Write every line of the records below as a JSON list of strings, one string per line, leaving out blank lines and the picture lines.

════════════════════

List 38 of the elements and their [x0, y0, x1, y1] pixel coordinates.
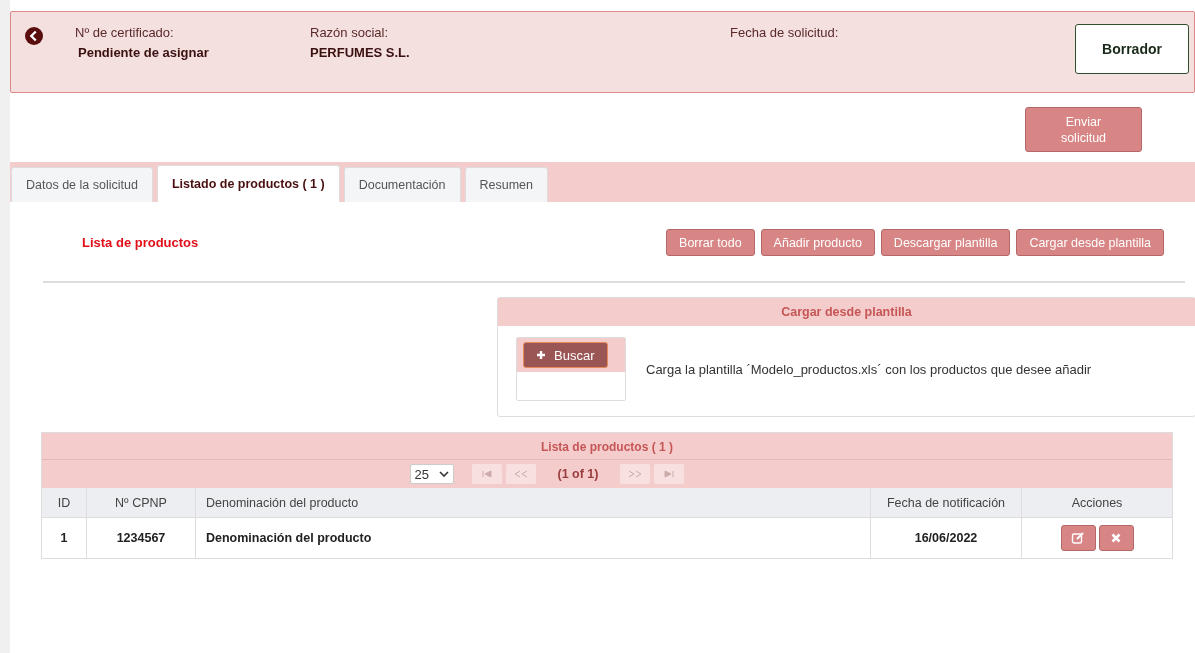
field-label: Nº de certificado: — [75, 25, 175, 40]
chevron-down-icon — [438, 471, 449, 477]
table-cell: Denominación del producto — [195, 517, 871, 558]
browse-button[interactable]: Buscar — [523, 342, 609, 368]
column-header: Nº CPNP — [86, 488, 196, 518]
plus-icon — [536, 350, 546, 360]
last-page-icon[interactable] — [654, 464, 685, 484]
edit-button[interactable] — [1060, 525, 1096, 551]
previous-page-icon[interactable] — [505, 464, 536, 484]
tab[interactable]: Resumen — [464, 167, 549, 202]
close-icon — [1110, 532, 1122, 544]
table-cell: 1 — [42, 517, 87, 558]
panel-title: Cargar desde plantilla — [498, 298, 1195, 326]
column-header: ID — [42, 488, 87, 518]
delete-button[interactable] — [1098, 525, 1134, 551]
tab[interactable]: Listado de productos ( 1 ) — [156, 165, 340, 202]
next-page-icon[interactable] — [620, 464, 651, 484]
table-title: Lista de productos ( 1 ) — [42, 433, 1172, 460]
column-header: Acciones — [1021, 488, 1172, 518]
page-size-select[interactable]: 25 — [409, 464, 454, 484]
first-page-icon[interactable] — [471, 464, 502, 484]
table-cell: 16/06/2022 — [870, 517, 1022, 558]
upload-hint: Carga la plantilla ´Modelo_productos.xls´ con los productos que desee añadir — [646, 361, 1092, 377]
field-label: Razón social: — [310, 25, 390, 40]
tab[interactable]: Datos de la solicitud — [11, 167, 153, 202]
field-value: PERFUMES S.L. — [310, 45, 411, 60]
tab[interactable]: Documentación — [343, 167, 461, 202]
field-value: Pendiente de asignar — [77, 45, 210, 60]
back-icon[interactable] — [25, 27, 43, 45]
edit-icon — [1071, 531, 1085, 545]
file-upload-box[interactable]: Buscar — [516, 337, 626, 401]
field-label: Fecha de solicitud: — [730, 25, 840, 40]
column-header: Fecha de notificación — [870, 488, 1022, 518]
page-info: (1 of 1) — [557, 467, 599, 481]
column-header: Denominación del producto — [195, 488, 871, 518]
status-badge: Borrador — [1075, 24, 1189, 74]
section-title: Lista de productos — [82, 235, 199, 250]
table-cell: 1234567 — [86, 517, 196, 558]
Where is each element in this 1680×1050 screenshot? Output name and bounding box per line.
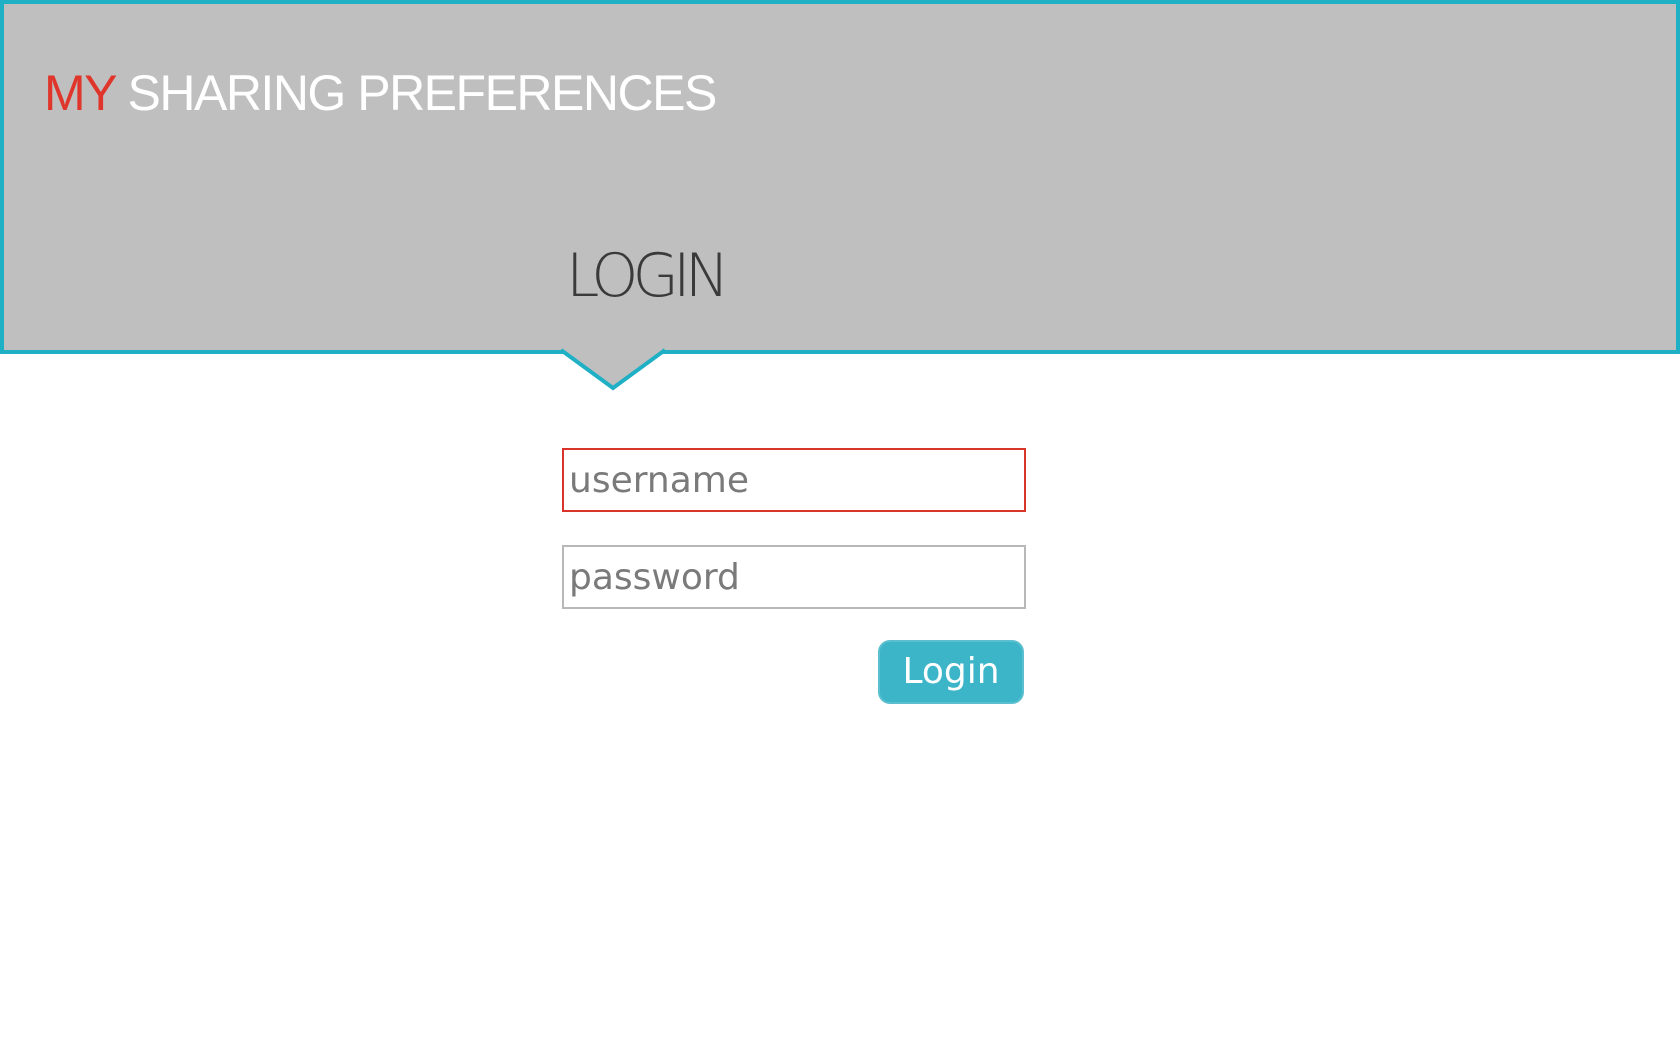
section-title-login: LOGIN (566, 241, 730, 311)
username-input[interactable] (562, 448, 1026, 512)
app-title-my: MY (44, 65, 117, 121)
header-banner: MY SHARING PREFERENCES LOGIN (0, 0, 1680, 354)
banner-pointer-arrow (558, 346, 668, 391)
app-title: MY SHARING PREFERENCES (44, 65, 718, 121)
password-input[interactable] (562, 545, 1026, 609)
login-button[interactable]: Login (878, 640, 1024, 704)
app-title-rest: SHARING PREFERENCES (127, 65, 718, 121)
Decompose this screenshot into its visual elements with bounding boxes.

════════════════════

◆ **Reply**:
[
  "List 38 of the elements and their [x0, y0, x1, y1] pixel coordinates.",
  "field-label: Nº de certificado: — [75, 25, 175, 40]",
  "chevron-down-icon — [438, 471, 449, 477]",
  "table-cell: Denominación del producto — [195, 517, 871, 558]",
  "browse-button[interactable]: Buscar — [523, 342, 609, 368]",
  "column-header: Nº CPNP — [86, 488, 196, 518]",
  "plus-icon — [536, 350, 546, 360]",
  "last-page-icon[interactable] — [654, 464, 685, 484]",
  "edit-button[interactable] — [1060, 525, 1096, 551]",
  "previous-page-icon[interactable] — [505, 464, 536, 484]",
  "tab[interactable]: Resumen — [464, 167, 549, 202]",
  "close-icon — [1110, 532, 1122, 544]",
  "table-cell: 1 — [42, 517, 87, 558]",
  "panel-title: Cargar desde plantilla — [498, 298, 1195, 326]",
  "column-header: ID — [42, 488, 87, 518]",
  "delete-button[interactable] — [1098, 525, 1134, 551]",
  "tab[interactable]: Listado de productos ( 1 ) — [156, 165, 340, 202]",
  "next-page-icon[interactable] — [620, 464, 651, 484]",
  "table-title: Lista de productos ( 1 ) — [42, 433, 1172, 460]",
  "column-header: Acciones — [1021, 488, 1172, 518]",
  "page-size-select[interactable]: 25 — [409, 464, 454, 484]",
  "first-page-icon[interactable] — [471, 464, 502, 484]",
  "table-cell: 16/06/2022 — [870, 517, 1022, 558]",
  "upload-hint: Carga la plantilla ´Modelo_productos.xls´ con los productos que desee añadir — [646, 361, 1092, 377]",
  "field-label: Razón social: — [310, 25, 390, 40]",
  "tab[interactable]: Datos de la solicitud — [11, 167, 153, 202]",
  "field-value: PERFUMES S.L. — [310, 45, 411, 60]",
  "tab[interactable]: Documentación — [343, 167, 461, 202]",
  "field-value: Pendiente de asignar — [77, 45, 210, 60]",
  "back-icon[interactable] — [25, 27, 43, 45]",
  "edit-icon — [1071, 531, 1085, 545]",
  "file-upload-box[interactable]: Buscar — [516, 337, 626, 401]",
  "field-label: Fecha de solicitud: — [730, 25, 840, 40]",
  "column-header: Fecha de notificación — [870, 488, 1022, 518]",
  "page-info: (1 of 1) — [557, 467, 599, 481]",
  "column-header: Denominación del producto — [195, 488, 871, 518]",
  "status-badge: Borrador — [1075, 24, 1189, 74]",
  "section-title: Lista de productos — [82, 235, 199, 250]",
  "table-cell: 1234567 — [86, 517, 196, 558]",
  "Where is each element in this 1680×1050 screenshot? Output name and bounding box per line.",
  "section-title-login: LOGIN (566, 241, 730, 311)",
  "username-input[interactable] (562, 448, 1026, 512)",
  "app-title-my: MY (44, 65, 117, 121)",
  "header-banner: MY SHARING PREFERENCES LOGIN (0, 0, 1680, 354)",
  "banner-pointer-arrow (558, 346, 668, 391)",
  "app-title: MY SHARING PREFERENCES (44, 65, 718, 121)",
  "password-input[interactable] (562, 545, 1026, 609)",
  "login-button[interactable]: Login (878, 640, 1024, 704)",
  "app-title-rest: SHARING PREFERENCES (127, 65, 718, 121)",
  "Decompose this screenshot into its visual elements with bounding boxes."
]